DIRECTIVE -
Output the material below in full, exactly as it is.

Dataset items
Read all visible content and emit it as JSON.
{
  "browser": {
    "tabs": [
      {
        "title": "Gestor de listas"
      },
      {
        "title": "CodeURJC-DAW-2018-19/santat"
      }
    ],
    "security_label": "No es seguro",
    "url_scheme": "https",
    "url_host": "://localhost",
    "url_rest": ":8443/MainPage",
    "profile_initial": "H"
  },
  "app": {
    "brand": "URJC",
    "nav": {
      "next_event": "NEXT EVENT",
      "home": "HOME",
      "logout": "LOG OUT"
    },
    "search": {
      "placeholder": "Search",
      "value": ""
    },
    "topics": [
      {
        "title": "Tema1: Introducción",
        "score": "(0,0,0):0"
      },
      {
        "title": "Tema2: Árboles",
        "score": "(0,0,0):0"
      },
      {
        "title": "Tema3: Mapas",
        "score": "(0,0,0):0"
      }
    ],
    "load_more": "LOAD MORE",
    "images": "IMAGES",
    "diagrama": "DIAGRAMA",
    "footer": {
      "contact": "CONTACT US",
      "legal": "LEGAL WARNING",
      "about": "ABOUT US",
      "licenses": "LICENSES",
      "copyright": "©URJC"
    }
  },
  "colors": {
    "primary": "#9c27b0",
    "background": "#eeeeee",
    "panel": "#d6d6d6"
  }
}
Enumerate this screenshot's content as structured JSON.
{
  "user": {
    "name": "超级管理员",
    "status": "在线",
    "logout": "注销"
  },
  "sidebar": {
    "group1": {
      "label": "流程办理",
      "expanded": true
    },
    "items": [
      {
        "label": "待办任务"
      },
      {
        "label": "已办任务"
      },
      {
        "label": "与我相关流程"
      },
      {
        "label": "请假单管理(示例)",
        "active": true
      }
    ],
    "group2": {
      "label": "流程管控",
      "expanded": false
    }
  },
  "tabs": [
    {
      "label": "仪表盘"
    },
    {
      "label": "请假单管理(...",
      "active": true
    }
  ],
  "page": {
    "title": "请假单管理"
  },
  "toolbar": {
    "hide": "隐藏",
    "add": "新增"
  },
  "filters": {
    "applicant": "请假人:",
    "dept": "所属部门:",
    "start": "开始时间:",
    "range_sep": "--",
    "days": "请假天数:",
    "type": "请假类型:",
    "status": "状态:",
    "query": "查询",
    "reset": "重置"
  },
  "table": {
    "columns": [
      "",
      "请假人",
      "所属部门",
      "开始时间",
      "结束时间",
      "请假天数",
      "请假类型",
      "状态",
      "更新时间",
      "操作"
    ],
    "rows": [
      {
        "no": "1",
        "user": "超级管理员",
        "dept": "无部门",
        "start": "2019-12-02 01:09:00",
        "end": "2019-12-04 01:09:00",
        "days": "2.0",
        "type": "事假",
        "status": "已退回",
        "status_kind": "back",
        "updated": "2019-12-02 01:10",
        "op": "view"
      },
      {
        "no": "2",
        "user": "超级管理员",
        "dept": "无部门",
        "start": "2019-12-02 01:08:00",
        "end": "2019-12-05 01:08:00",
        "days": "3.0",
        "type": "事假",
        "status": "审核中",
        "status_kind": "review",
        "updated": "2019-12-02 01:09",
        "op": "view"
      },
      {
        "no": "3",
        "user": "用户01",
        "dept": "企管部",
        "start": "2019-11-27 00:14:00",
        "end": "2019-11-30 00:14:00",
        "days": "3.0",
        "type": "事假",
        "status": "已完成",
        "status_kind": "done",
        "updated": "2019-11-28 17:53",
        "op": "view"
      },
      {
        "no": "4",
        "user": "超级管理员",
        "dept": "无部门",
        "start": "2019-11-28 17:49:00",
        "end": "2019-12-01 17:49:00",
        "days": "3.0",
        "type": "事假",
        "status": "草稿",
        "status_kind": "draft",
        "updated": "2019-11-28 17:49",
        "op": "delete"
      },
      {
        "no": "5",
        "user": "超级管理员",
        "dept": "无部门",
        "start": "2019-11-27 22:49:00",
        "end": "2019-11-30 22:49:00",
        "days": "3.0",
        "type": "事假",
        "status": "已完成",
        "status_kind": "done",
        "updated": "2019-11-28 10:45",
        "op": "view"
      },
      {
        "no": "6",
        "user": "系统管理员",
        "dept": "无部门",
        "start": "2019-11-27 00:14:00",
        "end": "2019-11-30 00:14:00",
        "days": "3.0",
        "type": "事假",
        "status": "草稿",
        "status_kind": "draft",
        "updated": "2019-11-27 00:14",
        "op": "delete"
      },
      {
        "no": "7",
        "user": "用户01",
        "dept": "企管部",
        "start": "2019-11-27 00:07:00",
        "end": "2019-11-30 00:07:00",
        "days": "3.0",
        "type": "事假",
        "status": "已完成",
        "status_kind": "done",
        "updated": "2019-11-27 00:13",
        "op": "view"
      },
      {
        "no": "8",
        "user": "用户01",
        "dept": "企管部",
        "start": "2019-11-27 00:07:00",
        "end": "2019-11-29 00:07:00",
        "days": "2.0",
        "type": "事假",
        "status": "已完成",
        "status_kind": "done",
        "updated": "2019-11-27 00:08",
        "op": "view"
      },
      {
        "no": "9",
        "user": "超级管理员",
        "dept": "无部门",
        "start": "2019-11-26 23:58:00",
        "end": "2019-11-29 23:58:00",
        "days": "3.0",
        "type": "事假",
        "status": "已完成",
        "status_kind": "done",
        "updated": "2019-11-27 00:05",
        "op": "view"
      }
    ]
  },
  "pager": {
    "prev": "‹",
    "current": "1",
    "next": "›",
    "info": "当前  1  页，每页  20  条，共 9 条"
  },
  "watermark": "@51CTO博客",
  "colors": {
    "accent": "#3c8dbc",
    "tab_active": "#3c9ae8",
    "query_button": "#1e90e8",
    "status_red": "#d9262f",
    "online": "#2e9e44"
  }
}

THE RESPONSE -
Read all visible content and emit it as JSON.
{
  "browser": {
    "tabs": [
      {
        "title": "Gestor de listas"
      },
      {
        "title": "CodeURJC-DAW-2018-19/santat"
      }
    ],
    "security_label": "No es seguro",
    "url_scheme": "https",
    "url_host": "://localhost",
    "url_rest": ":8443/MainPage",
    "profile_initial": "H"
  },
  "app": {
    "brand": "URJC",
    "nav": {
      "next_event": "NEXT EVENT",
      "home": "HOME",
      "logout": "LOG OUT"
    },
    "search": {
      "placeholder": "Search",
      "value": ""
    },
    "topics": [
      {
        "title": "Tema1: Introducción",
        "score": "(0,0,0):0"
      },
      {
        "title": "Tema2: Árboles",
        "score": "(0,0,0):0"
      },
      {
        "title": "Tema3: Mapas",
        "score": "(0,0,0):0"
      }
    ],
    "load_more": "LOAD MORE",
    "images": "IMAGES",
    "diagrama": "DIAGRAMA",
    "footer": {
      "contact": "CONTACT US",
      "legal": "LEGAL WARNING",
      "about": "ABOUT US",
      "licenses": "LICENSES",
      "copyright": "©URJC"
    }
  },
  "colors": {
    "primary": "#9c27b0",
    "background": "#eeeeee",
    "panel": "#d6d6d6"
  }
}
Enumerate this screenshot's content as structured JSON.
{
  "user": {
    "name": "超级管理员",
    "status": "在线",
    "logout": "注销"
  },
  "sidebar": {
    "group1": {
      "label": "流程办理",
      "expanded": true
    },
    "items": [
      {
        "label": "待办任务"
      },
      {
        "label": "已办任务"
      },
      {
        "label": "与我相关流程"
      },
      {
        "label": "请假单管理(示例)",
        "active": true
      }
    ],
    "group2": {
      "label": "流程管控",
      "expanded": false
    }
  },
  "tabs": [
    {
      "label": "仪表盘"
    },
    {
      "label": "请假单管理(...",
      "active": true
    }
  ],
  "page": {
    "title": "请假单管理"
  },
  "toolbar": {
    "hide": "隐藏",
    "add": "新增"
  },
  "filters": {
    "applicant": "请假人:",
    "dept": "所属部门:",
    "start": "开始时间:",
    "range_sep": "--",
    "days": "请假天数:",
    "type": "请假类型:",
    "status": "状态:",
    "query": "查询",
    "reset": "重置"
  },
  "table": {
    "columns": [
      "",
      "请假人",
      "所属部门",
      "开始时间",
      "结束时间",
      "请假天数",
      "请假类型",
      "状态",
      "更新时间",
      "操作"
    ],
    "rows": [
      {
        "no": "1",
        "user": "超级管理员",
        "dept": "无部门",
        "start": "2019-12-02 01:09:00",
        "end": "2019-12-04 01:09:00",
        "days": "2.0",
        "type": "事假",
        "status": "已退回",
        "status_kind": "back",
        "updated": "2019-12-02 01:10",
        "op": "view"
      },
      {
        "no": "2",
        "user": "超级管理员",
        "dept": "无部门",
        "start": "2019-12-02 01:08:00",
        "end": "2019-12-05 01:08:00",
        "days": "3.0",
        "type": "事假",
        "status": "审核中",
        "status_kind": "review",
        "updated": "2019-12-02 01:09",
        "op": "view"
      },
      {
        "no": "3",
        "user": "用户01",
        "dept": "企管部",
        "start": "2019-11-27 00:14:00",
        "end": "2019-11-30 00:14:00",
        "days": "3.0",
        "type": "事假",
        "status": "已完成",
        "status_kind": "done",
        "updated": "2019-11-28 17:53",
        "op": "view"
      },
      {
        "no": "4",
        "user": "超级管理员",
        "dept": "无部门",
        "start": "2019-11-28 17:49:00",
        "end": "2019-12-01 17:49:00",
        "days": "3.0",
        "type": "事假",
        "status": "草稿",
        "status_kind": "draft",
        "updated": "2019-11-28 17:49",
        "op": "delete"
      },
      {
        "no": "5",
        "user": "超级管理员",
        "dept": "无部门",
        "start": "2019-11-27 22:49:00",
        "end": "2019-11-30 22:49:00",
        "days": "3.0",
        "type": "事假",
        "status": "已完成",
        "status_kind": "done",
        "updated": "2019-11-28 10:45",
        "op": "view"
      },
      {
        "no": "6",
        "user": "系统管理员",
        "dept": "无部门",
        "start": "2019-11-27 00:14:00",
        "end": "2019-11-30 00:14:00",
        "days": "3.0",
        "type": "事假",
        "status": "草稿",
        "status_kind": "draft",
        "updated": "2019-11-27 00:14",
        "op": "delete"
      },
      {
        "no": "7",
        "user": "用户01",
        "dept": "企管部",
        "start": "2019-11-27 00:07:00",
        "end": "2019-11-30 00:07:00",
        "days": "3.0",
        "type": "事假",
        "status": "已完成",
        "status_kind": "done",
        "updated": "2019-11-27 00:13",
        "op": "view"
      },
      {
        "no": "8",
        "user": "用户01",
        "dept": "企管部",
        "start": "2019-11-27 00:07:00",
        "end": "2019-11-29 00:07:00",
        "days": "2.0",
        "type": "事假",
        "status": "已完成",
        "status_kind": "done",
        "updated": "2019-11-27 00:08",
        "op": "view"
      },
      {
        "no": "9",
        "user": "超级管理员",
        "dept": "无部门",
        "start": "2019-11-26 23:58:00",
        "end": "2019-11-29 23:58:00",
        "days": "3.0",
        "type": "事假",
        "status": "已完成",
        "status_kind": "done",
        "updated": "2019-11-27 00:05",
        "op": "view"
      }
    ]
  },
  "pager": {
    "prev": "‹",
    "current": "1",
    "next": "›",
    "info": "当前  1  页，每页  20  条，共 9 条"
  },
  "watermark": "@51CTO博客",
  "colors": {
    "accent": "#3c8dbc",
    "tab_active": "#3c9ae8",
    "query_button": "#1e90e8",
    "status_red": "#d9262f",
    "online": "#2e9e44"
  }
}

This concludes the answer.